[RECORD LIST]
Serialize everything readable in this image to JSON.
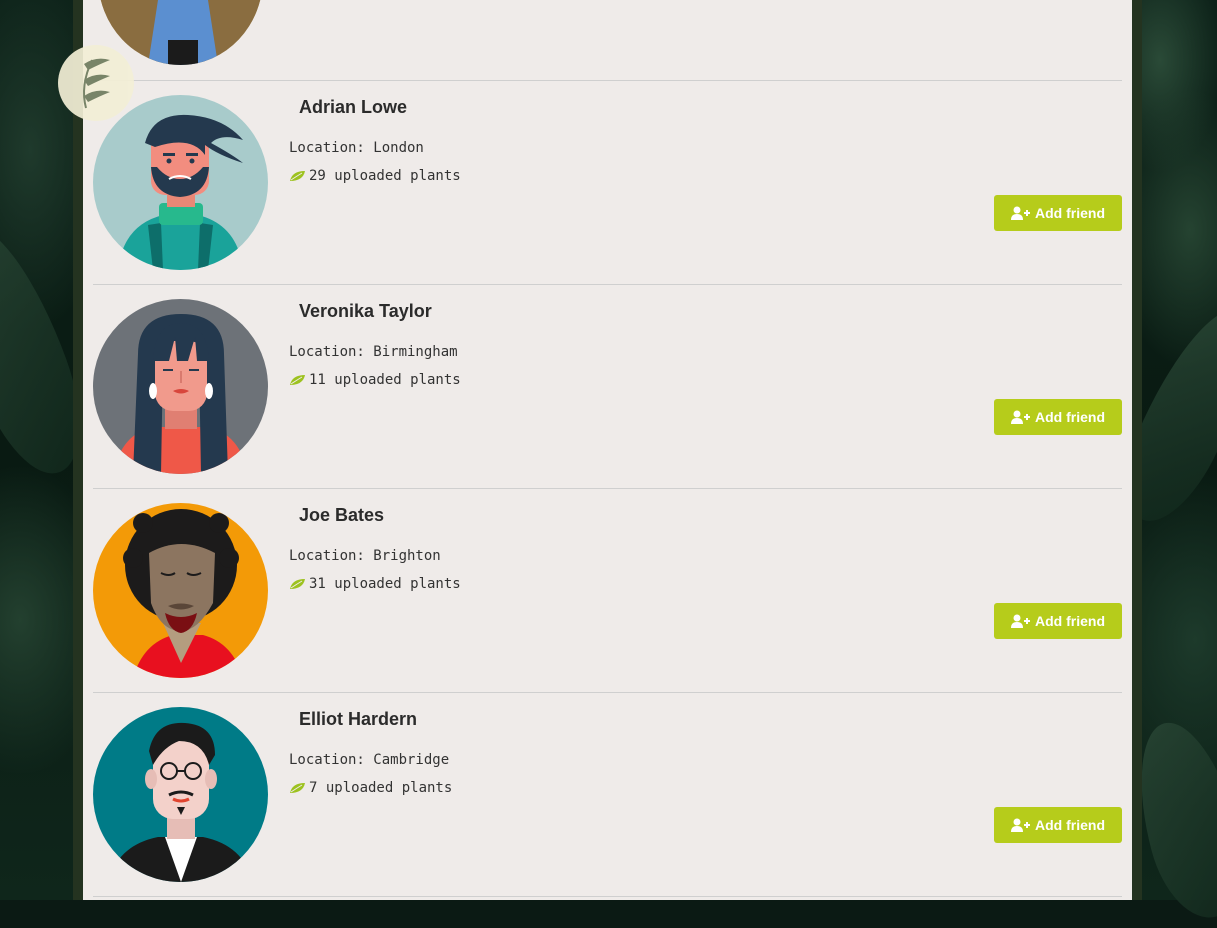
{
  "colors": {
    "accent": "#b6cc1b",
    "panel": "#efebe9",
    "divider": "#cfcfcf",
    "text": "#2b2b2b",
    "leaf": "#9dc21f"
  },
  "logo": {
    "icon": "leaves-logo-icon"
  },
  "add_friend_icon": "user-plus-icon",
  "plant_icon": "leaf-icon",
  "users": [
    {
      "name": "Adrian Lowe",
      "location": "Location: London",
      "plants": "29 uploaded plants",
      "button": "Add friend",
      "avatar_bg": "#a8cbcb"
    },
    {
      "name": "Veronika Taylor",
      "location": "Location: Birmingham",
      "plants": "11 uploaded plants",
      "button": "Add friend",
      "avatar_bg": "#6d7278"
    },
    {
      "name": "Joe Bates",
      "location": "Location: Brighton",
      "plants": "31 uploaded plants",
      "button": "Add friend",
      "avatar_bg": "#f39a07"
    },
    {
      "name": "Elliot Hardern",
      "location": "Location: Cambridge",
      "plants": "7 uploaded plants",
      "button": "Add friend",
      "avatar_bg": "#007b87"
    }
  ]
}
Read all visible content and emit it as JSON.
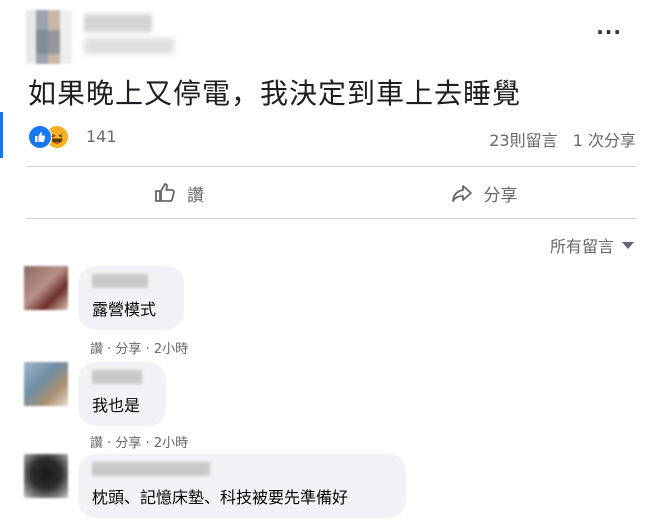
{
  "post": {
    "text": "如果晚上又停電，我決定到車上去睡覺",
    "more_icon": "···",
    "reaction_count": "141",
    "comment_count": "23則留言",
    "share_count": "1 次分享"
  },
  "actions": {
    "like_label": "讚",
    "share_label": "分享"
  },
  "comments_sort_label": "所有留言",
  "comments": [
    {
      "text": "露營模式",
      "like": "讚",
      "sep1": " · ",
      "reply": "分享",
      "sep2": " · ",
      "time": "2小時"
    },
    {
      "text": "我也是",
      "like": "讚",
      "sep1": " · ",
      "reply": "分享",
      "sep2": " · ",
      "time": "2小時"
    },
    {
      "text": "枕頭、記憶床墊、科技被要先準備好"
    }
  ],
  "colors": {
    "accent": "#1877f2",
    "haha": "#f7b125",
    "secondary_text": "#65676b",
    "bubble": "#f0f2f5"
  }
}
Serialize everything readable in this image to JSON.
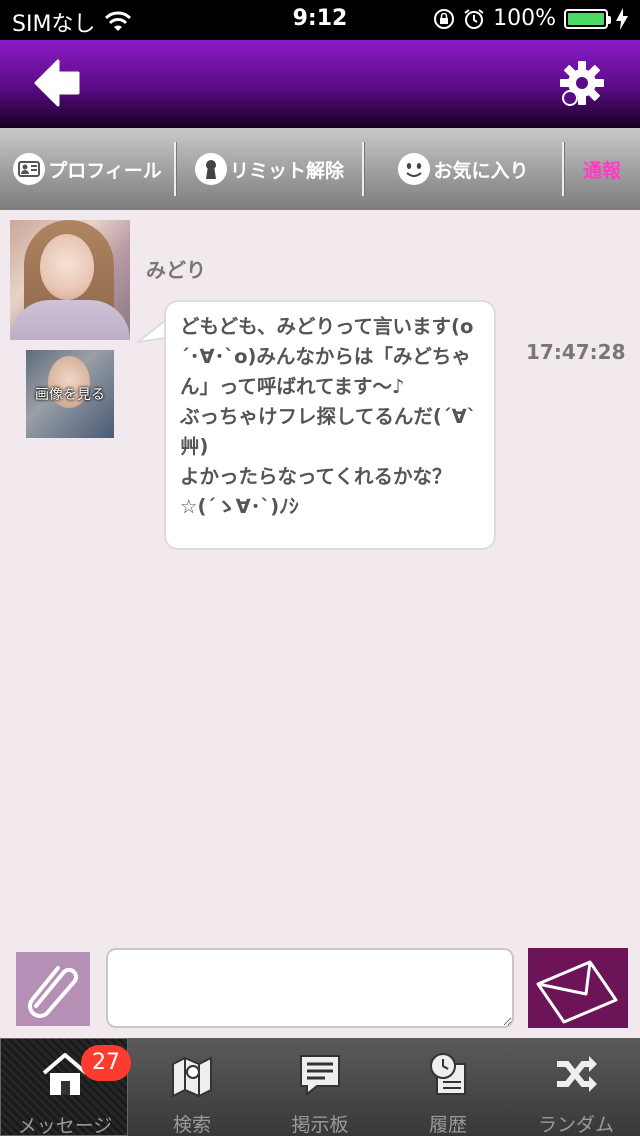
{
  "status_bar": {
    "carrier": "SIMなし",
    "time": "9:12",
    "battery": "100%"
  },
  "action_bar": {
    "profile": "プロフィール",
    "limit_release": "リミット解除",
    "favorite": "お気に入り",
    "report": "通報"
  },
  "message": {
    "sender": "みどり",
    "text": " どもども、みどりって言います(o´･∀･`o)みんなからは「みどちゃん」って呼ばれてます〜♪\nぶっちゃけフレ探してるんだ(´∀`艸)\nよかったらなってくれるかな？☆(´ゝ∀･`)ﾉｼ",
    "time": "17:47:28",
    "view_image": "画像を見る"
  },
  "composer": {
    "input_value": "",
    "input_placeholder": ""
  },
  "tabs": [
    {
      "label": "メッセージ",
      "icon": "house-icon",
      "badge": "27"
    },
    {
      "label": "検索",
      "icon": "map-search-icon"
    },
    {
      "label": "掲示板",
      "icon": "board-icon"
    },
    {
      "label": "履歴",
      "icon": "history-icon"
    },
    {
      "label": "ランダム",
      "icon": "shuffle-icon"
    }
  ],
  "colors": {
    "header_top": "#8a1cc8",
    "report": "#ff3dc4",
    "send_button": "#6c1457",
    "attach_button": "#b58fb5",
    "badge": "#ff3b30",
    "battery": "#4cd964"
  }
}
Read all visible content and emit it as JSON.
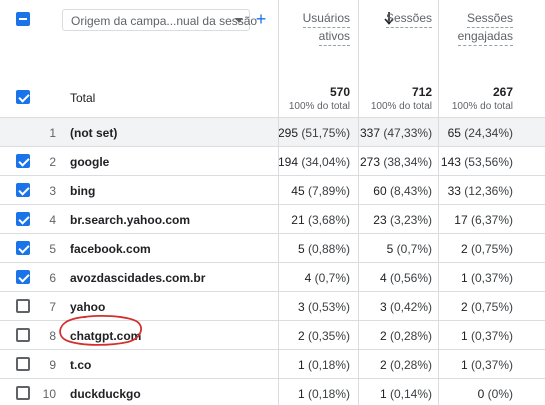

[AIM OF THE EXERCISE]
Without including any picture, repeat the data exactly.

[THE SOLUTION]
Serialize everything readable in this image to JSON.
{
  "colors": {
    "accent": "#b6cc1b",
    "panel": "#efebe9",
    "divider": "#cfcfcf",
    "text": "#2b2b2b",
    "leaf": "#9dc21f"
  },
  "logo": {
    "icon": "leaves-logo-icon"
  },
  "add_friend_icon": "user-plus-icon",
  "plant_icon": "leaf-icon",
  "users": [
    {
      "name": "Adrian Lowe",
      "location": "Location: London",
      "plants": "29 uploaded plants",
      "button": "Add friend",
      "avatar_bg": "#a8cbcb"
    },
    {
      "name": "Veronika Taylor",
      "location": "Location: Birmingham",
      "plants": "11 uploaded plants",
      "button": "Add friend",
      "avatar_bg": "#6d7278"
    },
    {
      "name": "Joe Bates",
      "location": "Location: Brighton",
      "plants": "31 uploaded plants",
      "button": "Add friend",
      "avatar_bg": "#f39a07"
    },
    {
      "name": "Elliot Hardern",
      "location": "Location: Cambridge",
      "plants": "7 uploaded plants",
      "button": "Add friend",
      "avatar_bg": "#007b87"
    }
  ]
}
Read all visible content and emit it as JSON.
{
  "post": {
    "text": "如果晚上又停電，我決定到車上去睡覺",
    "more_icon": "···",
    "reaction_count": "141",
    "comment_count": "23則留言",
    "share_count": "1 次分享"
  },
  "actions": {
    "like_label": "讚",
    "share_label": "分享"
  },
  "comments_sort_label": "所有留言",
  "comments": [
    {
      "text": "露營模式",
      "like": "讚",
      "sep1": " · ",
      "reply": "分享",
      "sep2": " · ",
      "time": "2小時"
    },
    {
      "text": "我也是",
      "like": "讚",
      "sep1": " · ",
      "reply": "分享",
      "sep2": " · ",
      "time": "2小時"
    },
    {
      "text": "枕頭、記憶床墊、科技被要先準備好"
    }
  ],
  "colors": {
    "accent": "#1877f2",
    "haha": "#f7b125",
    "secondary_text": "#65676b",
    "bubble": "#f0f2f5"
  }
}
Serialize everything readable in this image to JSON.
{
  "status_bar": {
    "carrier": "SIMなし",
    "time": "9:12",
    "battery": "100%"
  },
  "action_bar": {
    "profile": "プロフィール",
    "limit_release": "リミット解除",
    "favorite": "お気に入り",
    "report": "通報"
  },
  "message": {
    "sender": "みどり",
    "text": " どもども、みどりって言います(o´･∀･`o)みんなからは「みどちゃん」って呼ばれてます〜♪\nぶっちゃけフレ探してるんだ(´∀`艸)\nよかったらなってくれるかな？☆(´ゝ∀･`)ﾉｼ",
    "time": "17:47:28",
    "view_image": "画像を見る"
  },
  "composer": {
    "input_value": "",
    "input_placeholder": ""
  },
  "tabs": [
    {
      "label": "メッセージ",
      "icon": "house-icon",
      "badge": "27"
    },
    {
      "label": "検索",
      "icon": "map-search-icon"
    },
    {
      "label": "掲示板",
      "icon": "board-icon"
    },
    {
      "label": "履歴",
      "icon": "history-icon"
    },
    {
      "label": "ランダム",
      "icon": "shuffle-icon"
    }
  ],
  "colors": {
    "header_top": "#8a1cc8",
    "report": "#ff3dc4",
    "send_button": "#6c1457",
    "attach_button": "#b58fb5",
    "badge": "#ff3b30",
    "battery": "#4cd964"
  }
}
Read all visible content and emit it as JSON.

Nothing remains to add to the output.